* [INSTRUCTIONS TO FOLLOW]
Reproduce every line in the listing that contains the word "have".
--- Begin ---
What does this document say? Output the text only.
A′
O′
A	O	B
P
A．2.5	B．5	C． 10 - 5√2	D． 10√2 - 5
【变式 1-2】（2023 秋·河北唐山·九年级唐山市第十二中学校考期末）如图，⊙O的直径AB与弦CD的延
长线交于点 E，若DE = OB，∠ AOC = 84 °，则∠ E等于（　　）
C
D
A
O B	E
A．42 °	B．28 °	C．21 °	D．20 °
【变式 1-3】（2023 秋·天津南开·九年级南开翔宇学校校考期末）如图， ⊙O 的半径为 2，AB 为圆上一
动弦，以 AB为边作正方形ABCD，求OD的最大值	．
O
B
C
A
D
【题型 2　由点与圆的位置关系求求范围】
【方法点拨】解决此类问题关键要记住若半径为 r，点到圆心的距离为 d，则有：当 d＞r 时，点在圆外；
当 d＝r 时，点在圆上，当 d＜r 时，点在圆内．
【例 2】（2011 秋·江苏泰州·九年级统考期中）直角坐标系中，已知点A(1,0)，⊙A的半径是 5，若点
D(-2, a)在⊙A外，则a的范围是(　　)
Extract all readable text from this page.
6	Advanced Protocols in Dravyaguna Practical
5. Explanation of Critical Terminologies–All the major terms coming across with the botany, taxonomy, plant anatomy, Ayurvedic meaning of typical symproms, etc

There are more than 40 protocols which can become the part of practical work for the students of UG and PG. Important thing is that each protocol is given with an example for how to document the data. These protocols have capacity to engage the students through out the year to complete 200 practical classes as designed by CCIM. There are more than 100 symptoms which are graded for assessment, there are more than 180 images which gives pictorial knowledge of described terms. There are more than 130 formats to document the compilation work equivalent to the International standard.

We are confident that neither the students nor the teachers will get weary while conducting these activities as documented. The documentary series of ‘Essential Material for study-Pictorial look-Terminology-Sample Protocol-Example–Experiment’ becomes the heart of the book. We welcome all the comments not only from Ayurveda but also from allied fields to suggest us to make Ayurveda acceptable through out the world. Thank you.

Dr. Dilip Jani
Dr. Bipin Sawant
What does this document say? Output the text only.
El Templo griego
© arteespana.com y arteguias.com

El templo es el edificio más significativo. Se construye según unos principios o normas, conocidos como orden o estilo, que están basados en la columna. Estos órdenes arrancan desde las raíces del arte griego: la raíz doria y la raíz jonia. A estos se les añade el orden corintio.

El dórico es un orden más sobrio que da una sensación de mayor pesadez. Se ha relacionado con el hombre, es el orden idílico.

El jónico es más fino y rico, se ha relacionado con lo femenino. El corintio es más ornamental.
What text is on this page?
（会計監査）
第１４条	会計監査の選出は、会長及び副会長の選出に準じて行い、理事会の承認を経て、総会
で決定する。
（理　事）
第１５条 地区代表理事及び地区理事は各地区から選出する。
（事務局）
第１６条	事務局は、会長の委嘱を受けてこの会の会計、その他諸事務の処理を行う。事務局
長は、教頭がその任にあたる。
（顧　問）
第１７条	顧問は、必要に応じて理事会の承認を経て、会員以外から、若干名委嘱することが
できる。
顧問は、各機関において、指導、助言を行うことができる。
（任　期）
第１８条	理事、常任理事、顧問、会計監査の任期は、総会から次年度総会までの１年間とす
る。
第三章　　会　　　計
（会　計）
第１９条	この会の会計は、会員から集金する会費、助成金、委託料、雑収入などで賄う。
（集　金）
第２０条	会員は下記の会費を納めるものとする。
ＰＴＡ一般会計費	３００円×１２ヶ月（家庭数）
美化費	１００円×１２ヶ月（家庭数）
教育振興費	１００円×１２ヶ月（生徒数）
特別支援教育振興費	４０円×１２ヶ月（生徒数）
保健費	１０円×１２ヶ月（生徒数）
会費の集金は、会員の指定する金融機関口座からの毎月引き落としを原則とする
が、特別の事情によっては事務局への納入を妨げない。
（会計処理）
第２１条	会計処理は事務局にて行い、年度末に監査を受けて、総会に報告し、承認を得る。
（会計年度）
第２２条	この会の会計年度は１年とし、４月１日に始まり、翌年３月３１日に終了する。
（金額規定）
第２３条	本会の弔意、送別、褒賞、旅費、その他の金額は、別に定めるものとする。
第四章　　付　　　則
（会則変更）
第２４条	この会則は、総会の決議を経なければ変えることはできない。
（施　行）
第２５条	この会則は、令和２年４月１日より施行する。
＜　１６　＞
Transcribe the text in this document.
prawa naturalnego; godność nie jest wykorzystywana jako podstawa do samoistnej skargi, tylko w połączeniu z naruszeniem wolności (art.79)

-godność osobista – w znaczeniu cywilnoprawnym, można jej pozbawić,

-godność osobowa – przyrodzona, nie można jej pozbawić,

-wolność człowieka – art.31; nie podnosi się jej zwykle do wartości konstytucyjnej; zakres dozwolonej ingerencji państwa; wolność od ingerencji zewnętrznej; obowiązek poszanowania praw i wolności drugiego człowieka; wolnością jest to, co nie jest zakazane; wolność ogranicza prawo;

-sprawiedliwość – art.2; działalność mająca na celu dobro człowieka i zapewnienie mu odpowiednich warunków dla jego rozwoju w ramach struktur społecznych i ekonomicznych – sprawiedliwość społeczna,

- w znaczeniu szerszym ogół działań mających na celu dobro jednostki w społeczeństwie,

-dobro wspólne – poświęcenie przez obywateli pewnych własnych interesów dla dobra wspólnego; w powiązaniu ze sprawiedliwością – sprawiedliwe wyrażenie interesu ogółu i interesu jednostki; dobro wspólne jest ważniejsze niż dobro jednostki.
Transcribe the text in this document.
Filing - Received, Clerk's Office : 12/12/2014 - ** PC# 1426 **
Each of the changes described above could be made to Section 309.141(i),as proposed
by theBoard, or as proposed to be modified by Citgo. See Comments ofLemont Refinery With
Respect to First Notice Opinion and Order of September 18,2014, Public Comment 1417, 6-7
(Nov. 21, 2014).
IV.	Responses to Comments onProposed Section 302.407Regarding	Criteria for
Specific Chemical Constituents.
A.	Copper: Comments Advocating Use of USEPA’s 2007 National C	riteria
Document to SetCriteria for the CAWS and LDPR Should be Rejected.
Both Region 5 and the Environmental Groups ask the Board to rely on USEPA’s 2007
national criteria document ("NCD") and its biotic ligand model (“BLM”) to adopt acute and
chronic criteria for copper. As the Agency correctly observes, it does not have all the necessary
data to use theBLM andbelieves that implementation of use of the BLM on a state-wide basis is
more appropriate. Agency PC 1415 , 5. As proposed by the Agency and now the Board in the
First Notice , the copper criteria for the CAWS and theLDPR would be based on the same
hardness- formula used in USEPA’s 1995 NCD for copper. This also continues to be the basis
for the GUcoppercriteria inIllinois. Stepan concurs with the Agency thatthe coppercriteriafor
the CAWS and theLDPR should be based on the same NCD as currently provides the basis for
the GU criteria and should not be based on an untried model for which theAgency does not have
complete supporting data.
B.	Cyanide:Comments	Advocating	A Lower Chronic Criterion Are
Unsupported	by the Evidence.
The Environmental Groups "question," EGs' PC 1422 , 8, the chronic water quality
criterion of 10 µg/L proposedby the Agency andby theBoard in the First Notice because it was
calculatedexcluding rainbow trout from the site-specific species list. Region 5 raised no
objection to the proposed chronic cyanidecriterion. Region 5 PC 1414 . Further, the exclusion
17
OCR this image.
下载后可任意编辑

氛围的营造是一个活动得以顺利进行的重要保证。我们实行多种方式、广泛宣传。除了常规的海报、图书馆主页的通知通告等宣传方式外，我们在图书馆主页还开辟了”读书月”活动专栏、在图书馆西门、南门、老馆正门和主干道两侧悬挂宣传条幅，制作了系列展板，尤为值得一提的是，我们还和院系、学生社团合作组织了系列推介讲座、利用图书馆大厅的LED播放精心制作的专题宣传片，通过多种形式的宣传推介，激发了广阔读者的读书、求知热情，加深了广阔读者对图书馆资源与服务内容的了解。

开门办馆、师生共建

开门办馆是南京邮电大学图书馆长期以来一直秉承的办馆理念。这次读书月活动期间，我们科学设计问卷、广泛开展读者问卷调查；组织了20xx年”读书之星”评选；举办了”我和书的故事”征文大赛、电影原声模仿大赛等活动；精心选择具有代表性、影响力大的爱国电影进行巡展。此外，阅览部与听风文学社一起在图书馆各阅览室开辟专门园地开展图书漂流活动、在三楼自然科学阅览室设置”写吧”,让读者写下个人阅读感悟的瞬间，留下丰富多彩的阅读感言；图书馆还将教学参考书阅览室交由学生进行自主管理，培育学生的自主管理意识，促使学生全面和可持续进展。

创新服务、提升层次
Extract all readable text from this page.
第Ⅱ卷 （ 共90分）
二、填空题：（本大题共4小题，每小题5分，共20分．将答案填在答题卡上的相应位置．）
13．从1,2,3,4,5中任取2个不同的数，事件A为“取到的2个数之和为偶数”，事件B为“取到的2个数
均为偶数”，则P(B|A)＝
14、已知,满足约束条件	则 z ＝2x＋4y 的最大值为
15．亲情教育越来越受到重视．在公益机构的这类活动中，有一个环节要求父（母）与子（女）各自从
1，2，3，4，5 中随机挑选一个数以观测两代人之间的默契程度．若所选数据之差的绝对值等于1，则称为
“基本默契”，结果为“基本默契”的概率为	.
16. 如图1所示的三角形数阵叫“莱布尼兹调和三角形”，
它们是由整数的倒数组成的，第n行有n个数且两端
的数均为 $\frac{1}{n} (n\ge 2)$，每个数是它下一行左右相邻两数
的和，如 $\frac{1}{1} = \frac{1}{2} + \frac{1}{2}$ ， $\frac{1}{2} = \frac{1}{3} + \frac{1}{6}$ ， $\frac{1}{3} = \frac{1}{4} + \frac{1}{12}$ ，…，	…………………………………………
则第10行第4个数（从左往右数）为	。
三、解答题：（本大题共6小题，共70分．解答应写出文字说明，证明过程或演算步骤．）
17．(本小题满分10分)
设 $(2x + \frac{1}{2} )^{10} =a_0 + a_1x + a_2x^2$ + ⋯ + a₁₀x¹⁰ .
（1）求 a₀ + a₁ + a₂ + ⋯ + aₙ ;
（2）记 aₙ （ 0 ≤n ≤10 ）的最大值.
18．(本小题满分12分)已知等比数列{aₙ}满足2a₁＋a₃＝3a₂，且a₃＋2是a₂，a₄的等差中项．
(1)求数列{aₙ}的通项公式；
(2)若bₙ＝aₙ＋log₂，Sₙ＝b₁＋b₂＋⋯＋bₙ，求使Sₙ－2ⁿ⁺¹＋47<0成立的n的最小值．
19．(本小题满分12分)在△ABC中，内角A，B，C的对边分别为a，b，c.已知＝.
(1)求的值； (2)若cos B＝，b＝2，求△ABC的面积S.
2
--- End ---
* [COMPLETED TASK]
There are more than 40 protocols which can become the part of practical work for the students of UG and PG. Important thing is that each protocol is given with an example for how to document the data. These protocols have capacity to engage the students through out the year to complete 200 practical classes as designed by CCIM. There are more than 100 symptoms which are graded for assessment, there are more than 180 images which gives pictorial knowledge of described terms. There are more than 130 formats to document the compilation work equivalent to the International standard.
chronic criteria for copper. As the Agency correctly observes, it does not have all the necessary
the GU criteria and should not be based on an untried model for which theAgency does not have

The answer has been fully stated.